• Request
What follows is a listing. Return every line of it exactly.

==== Data entries

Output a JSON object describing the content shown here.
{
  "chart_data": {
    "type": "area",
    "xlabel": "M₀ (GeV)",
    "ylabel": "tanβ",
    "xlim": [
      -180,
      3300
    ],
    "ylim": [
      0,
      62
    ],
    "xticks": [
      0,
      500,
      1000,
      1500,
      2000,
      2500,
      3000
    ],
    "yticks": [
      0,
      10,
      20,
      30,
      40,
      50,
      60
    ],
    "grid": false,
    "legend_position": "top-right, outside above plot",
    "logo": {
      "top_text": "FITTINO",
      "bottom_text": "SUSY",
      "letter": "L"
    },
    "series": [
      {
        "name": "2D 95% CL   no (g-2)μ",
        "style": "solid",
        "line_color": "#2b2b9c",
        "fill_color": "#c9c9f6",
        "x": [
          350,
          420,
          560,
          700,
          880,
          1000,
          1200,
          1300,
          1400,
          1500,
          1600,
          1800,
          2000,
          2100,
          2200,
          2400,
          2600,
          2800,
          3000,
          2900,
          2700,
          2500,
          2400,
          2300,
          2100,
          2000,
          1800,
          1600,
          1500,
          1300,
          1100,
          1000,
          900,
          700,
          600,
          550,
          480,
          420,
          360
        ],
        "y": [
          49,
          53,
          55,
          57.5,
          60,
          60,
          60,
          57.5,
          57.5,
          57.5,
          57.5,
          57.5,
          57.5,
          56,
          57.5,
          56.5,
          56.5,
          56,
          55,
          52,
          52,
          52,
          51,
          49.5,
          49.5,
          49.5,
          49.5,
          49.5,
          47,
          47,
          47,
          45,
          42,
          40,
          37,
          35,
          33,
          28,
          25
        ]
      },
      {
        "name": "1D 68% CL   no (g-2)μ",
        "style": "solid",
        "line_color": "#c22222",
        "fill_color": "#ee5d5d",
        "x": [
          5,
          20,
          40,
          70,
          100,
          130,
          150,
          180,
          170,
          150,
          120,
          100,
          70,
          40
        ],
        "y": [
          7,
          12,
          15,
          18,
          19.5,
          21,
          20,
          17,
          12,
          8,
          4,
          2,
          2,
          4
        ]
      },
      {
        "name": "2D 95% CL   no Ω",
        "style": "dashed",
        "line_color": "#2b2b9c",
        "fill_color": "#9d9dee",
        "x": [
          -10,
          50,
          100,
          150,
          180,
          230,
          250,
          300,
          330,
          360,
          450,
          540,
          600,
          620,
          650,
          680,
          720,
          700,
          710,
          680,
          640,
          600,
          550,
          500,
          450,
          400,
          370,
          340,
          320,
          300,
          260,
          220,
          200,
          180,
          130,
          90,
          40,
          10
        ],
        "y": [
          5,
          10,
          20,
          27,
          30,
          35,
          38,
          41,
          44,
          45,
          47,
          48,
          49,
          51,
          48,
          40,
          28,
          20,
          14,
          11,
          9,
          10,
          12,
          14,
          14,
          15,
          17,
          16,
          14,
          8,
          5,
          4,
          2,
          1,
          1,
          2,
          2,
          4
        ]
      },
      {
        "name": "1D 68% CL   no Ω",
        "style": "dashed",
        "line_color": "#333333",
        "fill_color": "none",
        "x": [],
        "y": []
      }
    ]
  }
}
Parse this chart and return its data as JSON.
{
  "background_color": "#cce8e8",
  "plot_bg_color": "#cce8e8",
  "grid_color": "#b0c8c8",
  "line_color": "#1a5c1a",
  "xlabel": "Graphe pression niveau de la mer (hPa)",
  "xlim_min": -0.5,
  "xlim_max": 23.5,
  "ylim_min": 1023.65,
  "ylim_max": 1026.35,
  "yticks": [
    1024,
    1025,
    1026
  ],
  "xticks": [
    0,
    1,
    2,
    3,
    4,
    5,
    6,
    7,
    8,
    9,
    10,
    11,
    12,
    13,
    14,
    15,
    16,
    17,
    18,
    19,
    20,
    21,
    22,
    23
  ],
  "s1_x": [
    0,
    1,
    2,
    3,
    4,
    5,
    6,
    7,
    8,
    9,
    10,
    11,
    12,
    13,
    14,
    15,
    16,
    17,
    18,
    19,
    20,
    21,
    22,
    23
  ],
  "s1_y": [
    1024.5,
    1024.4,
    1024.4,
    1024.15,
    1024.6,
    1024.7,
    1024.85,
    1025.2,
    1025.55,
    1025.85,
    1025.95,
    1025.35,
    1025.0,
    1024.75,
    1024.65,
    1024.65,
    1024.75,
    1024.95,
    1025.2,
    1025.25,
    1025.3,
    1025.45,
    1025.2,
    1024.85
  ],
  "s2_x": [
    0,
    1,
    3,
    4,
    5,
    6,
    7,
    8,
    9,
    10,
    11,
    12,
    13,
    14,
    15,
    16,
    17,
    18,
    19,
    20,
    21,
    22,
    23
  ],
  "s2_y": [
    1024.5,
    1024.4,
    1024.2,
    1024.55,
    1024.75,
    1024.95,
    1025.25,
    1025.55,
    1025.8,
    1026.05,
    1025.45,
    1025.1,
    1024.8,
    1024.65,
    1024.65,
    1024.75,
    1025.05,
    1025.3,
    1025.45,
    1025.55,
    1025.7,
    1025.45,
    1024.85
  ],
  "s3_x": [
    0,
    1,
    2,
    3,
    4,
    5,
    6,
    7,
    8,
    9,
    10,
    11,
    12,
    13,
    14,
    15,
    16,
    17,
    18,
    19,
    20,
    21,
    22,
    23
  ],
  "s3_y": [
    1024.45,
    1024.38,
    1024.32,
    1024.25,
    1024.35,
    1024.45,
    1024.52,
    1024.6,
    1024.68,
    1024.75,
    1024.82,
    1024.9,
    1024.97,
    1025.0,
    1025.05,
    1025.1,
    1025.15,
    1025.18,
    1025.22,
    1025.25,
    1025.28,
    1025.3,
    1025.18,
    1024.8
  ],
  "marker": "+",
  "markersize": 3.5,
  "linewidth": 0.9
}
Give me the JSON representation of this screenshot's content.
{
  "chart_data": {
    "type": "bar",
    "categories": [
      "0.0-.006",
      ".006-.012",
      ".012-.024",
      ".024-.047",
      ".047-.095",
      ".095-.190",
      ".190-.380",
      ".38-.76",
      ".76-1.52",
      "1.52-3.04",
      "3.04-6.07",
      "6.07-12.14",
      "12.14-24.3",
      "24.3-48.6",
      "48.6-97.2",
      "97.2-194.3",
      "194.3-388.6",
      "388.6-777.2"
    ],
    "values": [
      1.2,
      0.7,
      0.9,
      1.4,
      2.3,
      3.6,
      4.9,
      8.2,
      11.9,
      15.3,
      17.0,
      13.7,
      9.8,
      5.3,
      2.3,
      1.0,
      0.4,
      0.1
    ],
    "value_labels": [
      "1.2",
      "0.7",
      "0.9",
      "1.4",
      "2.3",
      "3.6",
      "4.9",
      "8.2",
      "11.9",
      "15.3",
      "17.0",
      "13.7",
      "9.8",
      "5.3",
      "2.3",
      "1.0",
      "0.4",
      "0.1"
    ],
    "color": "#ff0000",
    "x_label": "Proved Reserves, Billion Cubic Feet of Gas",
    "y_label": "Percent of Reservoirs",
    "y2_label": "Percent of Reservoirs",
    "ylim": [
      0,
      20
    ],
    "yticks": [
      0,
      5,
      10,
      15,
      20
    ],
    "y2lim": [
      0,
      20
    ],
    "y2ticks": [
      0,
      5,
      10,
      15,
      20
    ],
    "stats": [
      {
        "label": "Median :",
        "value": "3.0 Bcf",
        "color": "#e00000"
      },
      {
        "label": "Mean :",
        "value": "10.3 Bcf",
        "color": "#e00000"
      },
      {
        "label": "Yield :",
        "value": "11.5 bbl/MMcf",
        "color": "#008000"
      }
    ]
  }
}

========

• Result
Output a JSON object describing the content shown here.
{
  "chart_data": {
    "type": "area",
    "xlabel": "M₀ (GeV)",
    "ylabel": "tanβ",
    "xlim": [
      -180,
      3300
    ],
    "ylim": [
      0,
      62
    ],
    "xticks": [
      0,
      500,
      1000,
      1500,
      2000,
      2500,
      3000
    ],
    "yticks": [
      0,
      10,
      20,
      30,
      40,
      50,
      60
    ],
    "grid": false,
    "legend_position": "top-right, outside above plot",
    "logo": {
      "top_text": "FITTINO",
      "bottom_text": "SUSY",
      "letter": "L"
    },
    "series": [
      {
        "name": "2D 95% CL   no (g-2)μ",
        "style": "solid",
        "line_color": "#2b2b9c",
        "fill_color": "#c9c9f6",
        "x": [
          350,
          420,
          560,
          700,
          880,
          1000,
          1200,
          1300,
          1400,
          1500,
          1600,
          1800,
          2000,
          2100,
          2200,
          2400,
          2600,
          2800,
          3000,
          2900,
          2700,
          2500,
          2400,
          2300,
          2100,
          2000,
          1800,
          1600,
          1500,
          1300,
          1100,
          1000,
          900,
          700,
          600,
          550,
          480,
          420,
          360
        ],
        "y": [
          49,
          53,
          55,
          57.5,
          60,
          60,
          60,
          57.5,
          57.5,
          57.5,
          57.5,
          57.5,
          57.5,
          56,
          57.5,
          56.5,
          56.5,
          56,
          55,
          52,
          52,
          52,
          51,
          49.5,
          49.5,
          49.5,
          49.5,
          49.5,
          47,
          47,
          47,
          45,
          42,
          40,
          37,
          35,
          33,
          28,
          25
        ]
      },
      {
        "name": "1D 68% CL   no (g-2)μ",
        "style": "solid",
        "line_color": "#c22222",
        "fill_color": "#ee5d5d",
        "x": [
          5,
          20,
          40,
          70,
          100,
          130,
          150,
          180,
          170,
          150,
          120,
          100,
          70,
          40
        ],
        "y": [
          7,
          12,
          15,
          18,
          19.5,
          21,
          20,
          17,
          12,
          8,
          4,
          2,
          2,
          4
        ]
      },
      {
        "name": "2D 95% CL   no Ω",
        "style": "dashed",
        "line_color": "#2b2b9c",
        "fill_color": "#9d9dee",
        "x": [
          -10,
          50,
          100,
          150,
          180,
          230,
          250,
          300,
          330,
          360,
          450,
          540,
          600,
          620,
          650,
          680,
          720,
          700,
          710,
          680,
          640,
          600,
          550,
          500,
          450,
          400,
          370,
          340,
          320,
          300,
          260,
          220,
          200,
          180,
          130,
          90,
          40,
          10
        ],
        "y": [
          5,
          10,
          20,
          27,
          30,
          35,
          38,
          41,
          44,
          45,
          47,
          48,
          49,
          51,
          48,
          40,
          28,
          20,
          14,
          11,
          9,
          10,
          12,
          14,
          14,
          15,
          17,
          16,
          14,
          8,
          5,
          4,
          2,
          1,
          1,
          2,
          2,
          4
        ]
      },
      {
        "name": "1D 68% CL   no Ω",
        "style": "dashed",
        "line_color": "#333333",
        "fill_color": "none",
        "x": [],
        "y": []
      }
    ]
  }
}
Parse this chart and return its data as JSON.
{
  "background_color": "#cce8e8",
  "plot_bg_color": "#cce8e8",
  "grid_color": "#b0c8c8",
  "line_color": "#1a5c1a",
  "xlabel": "Graphe pression niveau de la mer (hPa)",
  "xlim_min": -0.5,
  "xlim_max": 23.5,
  "ylim_min": 1023.65,
  "ylim_max": 1026.35,
  "yticks": [
    1024,
    1025,
    1026
  ],
  "xticks": [
    0,
    1,
    2,
    3,
    4,
    5,
    6,
    7,
    8,
    9,
    10,
    11,
    12,
    13,
    14,
    15,
    16,
    17,
    18,
    19,
    20,
    21,
    22,
    23
  ],
  "s1_x": [
    0,
    1,
    2,
    3,
    4,
    5,
    6,
    7,
    8,
    9,
    10,
    11,
    12,
    13,
    14,
    15,
    16,
    17,
    18,
    19,
    20,
    21,
    22,
    23
  ],
  "s1_y": [
    1024.5,
    1024.4,
    1024.4,
    1024.15,
    1024.6,
    1024.7,
    1024.85,
    1025.2,
    1025.55,
    1025.85,
    1025.95,
    1025.35,
    1025.0,
    1024.75,
    1024.65,
    1024.65,
    1024.75,
    1024.95,
    1025.2,
    1025.25,
    1025.3,
    1025.45,
    1025.2,
    1024.85
  ],
  "s2_x": [
    0,
    1,
    3,
    4,
    5,
    6,
    7,
    8,
    9,
    10,
    11,
    12,
    13,
    14,
    15,
    16,
    17,
    18,
    19,
    20,
    21,
    22,
    23
  ],
  "s2_y": [
    1024.5,
    1024.4,
    1024.2,
    1024.55,
    1024.75,
    1024.95,
    1025.25,
    1025.55,
    1025.8,
    1026.05,
    1025.45,
    1025.1,
    1024.8,
    1024.65,
    1024.65,
    1024.75,
    1025.05,
    1025.3,
    1025.45,
    1025.55,
    1025.7,
    1025.45,
    1024.85
  ],
  "s3_x": [
    0,
    1,
    2,
    3,
    4,
    5,
    6,
    7,
    8,
    9,
    10,
    11,
    12,
    13,
    14,
    15,
    16,
    17,
    18,
    19,
    20,
    21,
    22,
    23
  ],
  "s3_y": [
    1024.45,
    1024.38,
    1024.32,
    1024.25,
    1024.35,
    1024.45,
    1024.52,
    1024.6,
    1024.68,
    1024.75,
    1024.82,
    1024.9,
    1024.97,
    1025.0,
    1025.05,
    1025.1,
    1025.15,
    1025.18,
    1025.22,
    1025.25,
    1025.28,
    1025.3,
    1025.18,
    1024.8
  ],
  "marker": "+",
  "markersize": 3.5,
  "linewidth": 0.9
}
Give me the JSON representation of this screenshot's content.
{
  "chart_data": {
    "type": "bar",
    "categories": [
      "0.0-.006",
      ".006-.012",
      ".012-.024",
      ".024-.047",
      ".047-.095",
      ".095-.190",
      ".190-.380",
      ".38-.76",
      ".76-1.52",
      "1.52-3.04",
      "3.04-6.07",
      "6.07-12.14",
      "12.14-24.3",
      "24.3-48.6",
      "48.6-97.2",
      "97.2-194.3",
      "194.3-388.6",
      "388.6-777.2"
    ],
    "values": [
      1.2,
      0.7,
      0.9,
      1.4,
      2.3,
      3.6,
      4.9,
      8.2,
      11.9,
      15.3,
      17.0,
      13.7,
      9.8,
      5.3,
      2.3,
      1.0,
      0.4,
      0.1
    ],
    "value_labels": [
      "1.2",
      "0.7",
      "0.9",
      "1.4",
      "2.3",
      "3.6",
      "4.9",
      "8.2",
      "11.9",
      "15.3",
      "17.0",
      "13.7",
      "9.8",
      "5.3",
      "2.3",
      "1.0",
      "0.4",
      "0.1"
    ],
    "color": "#ff0000",
    "x_label": "Proved Reserves, Billion Cubic Feet of Gas",
    "y_label": "Percent of Reservoirs",
    "y2_label": "Percent of Reservoirs",
    "ylim": [
      0,
      20
    ],
    "yticks": [
      0,
      5,
      10,
      15,
      20
    ],
    "y2lim": [
      0,
      20
    ],
    "y2ticks": [
      0,
      5,
      10,
      15,
      20
    ],
    "stats": [
      {
        "label": "Median :",
        "value": "3.0 Bcf",
        "color": "#e00000"
      },
      {
        "label": "Mean :",
        "value": "10.3 Bcf",
        "color": "#e00000"
      },
      {
        "label": "Yield :",
        "value": "11.5 bbl/MMcf",
        "color": "#008000"
      }
    ]
  }
}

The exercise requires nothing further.